[Figure record listings]
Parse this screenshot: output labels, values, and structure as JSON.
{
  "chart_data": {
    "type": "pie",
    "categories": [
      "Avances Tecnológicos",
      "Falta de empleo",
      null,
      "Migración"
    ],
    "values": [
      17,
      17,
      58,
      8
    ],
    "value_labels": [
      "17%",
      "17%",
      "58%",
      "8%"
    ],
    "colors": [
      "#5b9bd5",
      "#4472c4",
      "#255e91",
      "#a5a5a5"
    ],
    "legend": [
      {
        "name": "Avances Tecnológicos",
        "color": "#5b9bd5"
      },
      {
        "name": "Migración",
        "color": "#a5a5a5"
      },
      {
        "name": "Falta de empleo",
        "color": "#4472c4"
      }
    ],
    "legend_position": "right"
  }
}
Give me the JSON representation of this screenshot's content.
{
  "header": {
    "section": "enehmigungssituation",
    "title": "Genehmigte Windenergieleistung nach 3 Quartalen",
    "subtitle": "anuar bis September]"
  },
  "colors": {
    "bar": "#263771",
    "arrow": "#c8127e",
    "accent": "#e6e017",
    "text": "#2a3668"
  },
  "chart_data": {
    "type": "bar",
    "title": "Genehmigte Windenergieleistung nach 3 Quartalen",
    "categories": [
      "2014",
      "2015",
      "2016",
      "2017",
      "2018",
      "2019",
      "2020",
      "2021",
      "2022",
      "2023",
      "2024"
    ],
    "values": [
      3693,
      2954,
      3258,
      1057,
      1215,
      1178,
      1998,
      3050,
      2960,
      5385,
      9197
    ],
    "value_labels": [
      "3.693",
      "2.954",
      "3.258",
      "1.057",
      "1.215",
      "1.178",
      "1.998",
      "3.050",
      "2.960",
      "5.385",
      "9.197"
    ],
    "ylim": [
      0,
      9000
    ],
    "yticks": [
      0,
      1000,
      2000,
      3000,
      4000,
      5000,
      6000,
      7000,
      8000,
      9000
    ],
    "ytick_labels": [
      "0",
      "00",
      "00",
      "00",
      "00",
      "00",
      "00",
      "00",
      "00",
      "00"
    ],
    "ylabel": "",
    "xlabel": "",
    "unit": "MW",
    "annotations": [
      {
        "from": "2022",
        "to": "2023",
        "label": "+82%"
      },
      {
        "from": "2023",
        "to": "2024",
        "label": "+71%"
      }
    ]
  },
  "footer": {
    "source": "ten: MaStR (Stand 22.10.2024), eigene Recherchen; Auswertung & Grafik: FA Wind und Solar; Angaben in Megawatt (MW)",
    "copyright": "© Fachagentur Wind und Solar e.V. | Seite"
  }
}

__GIVEN EXERCISE__: Type the material above out again, exactly.

__OUTPUT FOR THIS EXERCISE__:
Parse this screenshot: output labels, values, and structure as JSON.
{
  "chart_data": {
    "type": "pie",
    "categories": [
      "Avances Tecnológicos",
      "Falta de empleo",
      null,
      "Migración"
    ],
    "values": [
      17,
      17,
      58,
      8
    ],
    "value_labels": [
      "17%",
      "17%",
      "58%",
      "8%"
    ],
    "colors": [
      "#5b9bd5",
      "#4472c4",
      "#255e91",
      "#a5a5a5"
    ],
    "legend": [
      {
        "name": "Avances Tecnológicos",
        "color": "#5b9bd5"
      },
      {
        "name": "Migración",
        "color": "#a5a5a5"
      },
      {
        "name": "Falta de empleo",
        "color": "#4472c4"
      }
    ],
    "legend_position": "right"
  }
}
Give me the JSON representation of this screenshot's content.
{
  "header": {
    "section": "enehmigungssituation",
    "title": "Genehmigte Windenergieleistung nach 3 Quartalen",
    "subtitle": "anuar bis September]"
  },
  "colors": {
    "bar": "#263771",
    "arrow": "#c8127e",
    "accent": "#e6e017",
    "text": "#2a3668"
  },
  "chart_data": {
    "type": "bar",
    "title": "Genehmigte Windenergieleistung nach 3 Quartalen",
    "categories": [
      "2014",
      "2015",
      "2016",
      "2017",
      "2018",
      "2019",
      "2020",
      "2021",
      "2022",
      "2023",
      "2024"
    ],
    "values": [
      3693,
      2954,
      3258,
      1057,
      1215,
      1178,
      1998,
      3050,
      2960,
      5385,
      9197
    ],
    "value_labels": [
      "3.693",
      "2.954",
      "3.258",
      "1.057",
      "1.215",
      "1.178",
      "1.998",
      "3.050",
      "2.960",
      "5.385",
      "9.197"
    ],
    "ylim": [
      0,
      9000
    ],
    "yticks": [
      0,
      1000,
      2000,
      3000,
      4000,
      5000,
      6000,
      7000,
      8000,
      9000
    ],
    "ytick_labels": [
      "0",
      "00",
      "00",
      "00",
      "00",
      "00",
      "00",
      "00",
      "00",
      "00"
    ],
    "ylabel": "",
    "xlabel": "",
    "unit": "MW",
    "annotations": [
      {
        "from": "2022",
        "to": "2023",
        "label": "+82%"
      },
      {
        "from": "2023",
        "to": "2024",
        "label": "+71%"
      }
    ]
  },
  "footer": {
    "source": "ten: MaStR (Stand 22.10.2024), eigene Recherchen; Auswertung & Grafik: FA Wind und Solar; Angaben in Megawatt (MW)",
    "copyright": "© Fachagentur Wind und Solar e.V. | Seite"
  }
}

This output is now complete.